#### [Source passage]
+===+

The correct stratification of patients into different risk groups is of vital importance because it has a direct impact on therapeutic decision-making and because poor classification can lead to the choice of inappropriate treatment or dose. The integration of this NGS panel with standard-of-care diagnostics stratified more patients than was possible by using them separately. Therefore, the implementation of this NGS panel in clinical practice could help improve patient stratification, overcoming the limitations of the conventional techniques commonly used in clinical diagnosis. Detection of secondary alterations, such as somatic mutations, SNPs associated with pharmacogenetics, CNVs, and new fusion genes, could also help improve stratification.
The panel design includes the coding regions of up to 150 genes involved in the evolution of B-ALL. Although only
TP53 mutations are currently taken into account in clinical practice, the mutational status of key genes could also be considered in the near future. These genes often affect key pathways in the pathogenesis of the disease, such as the
RAS,
JAK/STAT, and
PI3K pathways, which are known to be promising therapeutic targets [
18,
39,
40,
41]. A total of 164 SNPs associated with pharmacogenetics were also included, which could provide valuable information for clinicians when making therapeutic decisions.
Some CNVs have already been established as new prognostic markers. In particular, the loss of the
IKZF1 gene has been associated with an adverse prognosis and with an even worse prognosis when accompanied by other alterations, such as
CDKN2A/B deletion, also known as “
IKZF1plus” [
42,
43]. The
IKZF1 deletion has also been reported recurrently in Ph-like patients, which is frequently accompanied by the loss of other genes, such as
PAX5 and
BTG1, as well as somatic mutations, all of which are included in the NGS panel [
44].
CRLF2 rearrangements have frequently been reported in this subgroup of patients, which has also been associated with a worse prognosis [
45,
46,
47]. The detection of all these alterations could, therefore, be very useful for identifying the genetic signature of Ph-like patients, for whom there is not yet a well-established or standardized diagnostic method. Although transcriptomic analysis is currently the gold standard for the diagnosis of these patients, it remains a challenge in the clinical routine of many diagnostic centers [
48]. Many of these alterations are also possible therapeutic targets, which is of great interest, especially when dealing with patients who have a very poor prognosis.
In conclusion, the design of this custom panel allowed the detection of the main genetic alterations present in B-ALL patients, with which they could be stratified into different risk groups. In addition, a series of secondary alterations of high prognostic value, many of which are also promising therapeutic targets, were identified. The use of this NGS panel could facilitate better patient stratification and the refinement of the established biological groups. Our results demonstrated the advantages of NGS for managing patients, improving detection sensitivity, and solving the problems of conventional techniques (
Figure 7). The integration of the NGS panel in clinical practice could complement the standard diagnostic techniques (karyotyping and FISH), while avoiding the use of additional techniques, thereby reducing costs and response time. In addition, the identification of cooperating alterations could be useful in future research that aims to detect new biomarkers and predictors of response to treatment.

+===+

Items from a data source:
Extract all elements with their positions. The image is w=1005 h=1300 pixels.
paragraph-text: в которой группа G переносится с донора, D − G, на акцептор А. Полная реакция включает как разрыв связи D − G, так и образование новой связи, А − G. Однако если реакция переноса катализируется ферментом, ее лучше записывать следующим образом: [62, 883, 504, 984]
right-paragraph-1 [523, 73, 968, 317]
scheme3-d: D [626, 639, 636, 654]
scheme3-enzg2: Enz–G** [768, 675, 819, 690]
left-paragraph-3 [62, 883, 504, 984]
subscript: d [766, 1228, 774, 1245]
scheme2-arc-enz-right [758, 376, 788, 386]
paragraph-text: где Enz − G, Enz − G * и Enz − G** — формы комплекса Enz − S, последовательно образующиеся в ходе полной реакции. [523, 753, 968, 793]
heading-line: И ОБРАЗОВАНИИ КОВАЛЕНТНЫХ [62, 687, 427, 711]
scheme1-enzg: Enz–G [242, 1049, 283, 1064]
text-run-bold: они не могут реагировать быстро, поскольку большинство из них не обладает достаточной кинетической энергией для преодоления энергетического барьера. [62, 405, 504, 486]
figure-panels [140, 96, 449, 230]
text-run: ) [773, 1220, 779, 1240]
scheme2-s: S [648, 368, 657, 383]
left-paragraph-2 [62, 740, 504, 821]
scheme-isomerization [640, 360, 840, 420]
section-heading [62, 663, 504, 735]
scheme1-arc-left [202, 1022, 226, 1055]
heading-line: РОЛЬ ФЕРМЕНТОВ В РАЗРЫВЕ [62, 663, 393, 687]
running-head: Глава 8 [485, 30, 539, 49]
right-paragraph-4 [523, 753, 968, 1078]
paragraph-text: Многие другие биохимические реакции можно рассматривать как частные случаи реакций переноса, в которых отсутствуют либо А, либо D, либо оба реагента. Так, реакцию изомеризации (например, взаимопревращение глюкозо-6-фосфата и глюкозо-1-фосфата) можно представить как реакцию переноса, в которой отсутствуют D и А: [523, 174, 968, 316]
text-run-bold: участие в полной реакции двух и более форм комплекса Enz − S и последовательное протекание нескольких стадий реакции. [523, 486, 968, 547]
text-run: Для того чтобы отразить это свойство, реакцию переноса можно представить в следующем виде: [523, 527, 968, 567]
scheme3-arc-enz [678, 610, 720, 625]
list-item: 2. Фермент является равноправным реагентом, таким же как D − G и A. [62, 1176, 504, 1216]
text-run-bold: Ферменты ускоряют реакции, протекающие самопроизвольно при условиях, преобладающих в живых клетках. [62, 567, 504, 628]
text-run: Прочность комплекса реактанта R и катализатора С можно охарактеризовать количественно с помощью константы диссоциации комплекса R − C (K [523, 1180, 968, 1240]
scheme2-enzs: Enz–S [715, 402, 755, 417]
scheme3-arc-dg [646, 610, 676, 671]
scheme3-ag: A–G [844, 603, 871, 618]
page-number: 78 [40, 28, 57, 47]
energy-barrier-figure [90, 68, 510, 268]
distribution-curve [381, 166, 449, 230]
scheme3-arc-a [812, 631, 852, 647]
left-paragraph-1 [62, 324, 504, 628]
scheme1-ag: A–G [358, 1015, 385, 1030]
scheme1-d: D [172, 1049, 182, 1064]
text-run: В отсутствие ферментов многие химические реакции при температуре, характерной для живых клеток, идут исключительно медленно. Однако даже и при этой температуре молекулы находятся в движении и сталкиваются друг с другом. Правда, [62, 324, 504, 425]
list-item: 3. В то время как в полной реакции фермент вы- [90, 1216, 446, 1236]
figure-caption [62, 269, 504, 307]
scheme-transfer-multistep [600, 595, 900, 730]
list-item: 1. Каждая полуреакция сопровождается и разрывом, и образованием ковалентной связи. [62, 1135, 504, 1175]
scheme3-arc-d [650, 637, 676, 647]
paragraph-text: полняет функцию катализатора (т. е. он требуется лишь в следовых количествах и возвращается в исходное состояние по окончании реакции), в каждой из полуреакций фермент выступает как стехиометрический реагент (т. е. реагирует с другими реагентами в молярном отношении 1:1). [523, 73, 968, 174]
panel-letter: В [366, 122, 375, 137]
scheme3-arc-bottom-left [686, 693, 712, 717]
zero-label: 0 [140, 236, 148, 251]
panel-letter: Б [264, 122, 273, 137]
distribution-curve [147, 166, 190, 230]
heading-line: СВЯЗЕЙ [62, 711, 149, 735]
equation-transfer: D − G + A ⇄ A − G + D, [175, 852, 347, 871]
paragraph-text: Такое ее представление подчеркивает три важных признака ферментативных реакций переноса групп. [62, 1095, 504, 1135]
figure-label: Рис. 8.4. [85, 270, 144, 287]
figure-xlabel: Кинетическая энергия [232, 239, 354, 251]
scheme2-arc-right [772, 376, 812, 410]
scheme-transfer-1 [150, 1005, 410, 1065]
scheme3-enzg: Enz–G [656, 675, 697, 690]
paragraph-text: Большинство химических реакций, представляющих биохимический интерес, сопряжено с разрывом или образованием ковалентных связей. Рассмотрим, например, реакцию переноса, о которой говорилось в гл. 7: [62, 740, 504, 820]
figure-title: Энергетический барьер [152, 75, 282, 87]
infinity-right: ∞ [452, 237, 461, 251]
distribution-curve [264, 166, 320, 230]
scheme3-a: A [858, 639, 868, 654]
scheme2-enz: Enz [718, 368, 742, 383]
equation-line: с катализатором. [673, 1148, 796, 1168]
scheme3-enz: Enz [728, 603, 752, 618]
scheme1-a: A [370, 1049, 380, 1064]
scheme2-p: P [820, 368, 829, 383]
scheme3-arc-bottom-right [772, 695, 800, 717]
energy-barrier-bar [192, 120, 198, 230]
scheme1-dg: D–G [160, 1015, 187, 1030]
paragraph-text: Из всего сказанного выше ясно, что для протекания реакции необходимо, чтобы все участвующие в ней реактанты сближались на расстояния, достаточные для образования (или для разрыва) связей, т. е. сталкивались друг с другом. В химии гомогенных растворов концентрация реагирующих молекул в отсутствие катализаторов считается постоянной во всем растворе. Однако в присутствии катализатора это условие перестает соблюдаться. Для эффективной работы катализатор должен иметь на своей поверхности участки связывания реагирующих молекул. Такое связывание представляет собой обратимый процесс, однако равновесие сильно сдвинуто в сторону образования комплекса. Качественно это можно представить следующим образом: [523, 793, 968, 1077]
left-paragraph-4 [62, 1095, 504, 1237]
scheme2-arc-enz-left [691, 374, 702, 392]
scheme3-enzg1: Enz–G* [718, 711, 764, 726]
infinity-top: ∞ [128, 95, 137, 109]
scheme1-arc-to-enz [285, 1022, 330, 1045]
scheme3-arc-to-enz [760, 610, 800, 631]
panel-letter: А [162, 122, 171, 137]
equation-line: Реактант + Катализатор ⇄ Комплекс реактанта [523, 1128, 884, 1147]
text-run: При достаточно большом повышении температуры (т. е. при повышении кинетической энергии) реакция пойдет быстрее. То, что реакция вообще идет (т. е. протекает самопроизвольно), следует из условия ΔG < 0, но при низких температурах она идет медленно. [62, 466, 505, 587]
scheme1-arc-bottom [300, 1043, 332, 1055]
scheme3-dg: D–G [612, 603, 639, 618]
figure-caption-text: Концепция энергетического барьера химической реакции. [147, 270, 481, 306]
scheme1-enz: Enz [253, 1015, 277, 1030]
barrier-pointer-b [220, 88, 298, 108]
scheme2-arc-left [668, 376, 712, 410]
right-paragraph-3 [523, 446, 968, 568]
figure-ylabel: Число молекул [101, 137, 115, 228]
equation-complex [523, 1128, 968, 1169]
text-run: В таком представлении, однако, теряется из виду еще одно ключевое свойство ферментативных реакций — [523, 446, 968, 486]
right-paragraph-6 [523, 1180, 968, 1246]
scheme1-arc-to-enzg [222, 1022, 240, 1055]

+===+

#### [Work order]
Please answer these questions from the text about the B-ALL gene panel:
1. The coding regions of how many genes does the panel design include?
2. Which analysis is currently the gold standard for diagnosing Ph-like patients?
3. Which two standard diagnostic techniques could the panel complement in clinical practice?
These records have no connection to the text about the B-ALL gene panel.

#### [Exercise answer]
1. Up to 150 genes.
2. Transcriptomic analysis.
3. Karyotyping and FISH.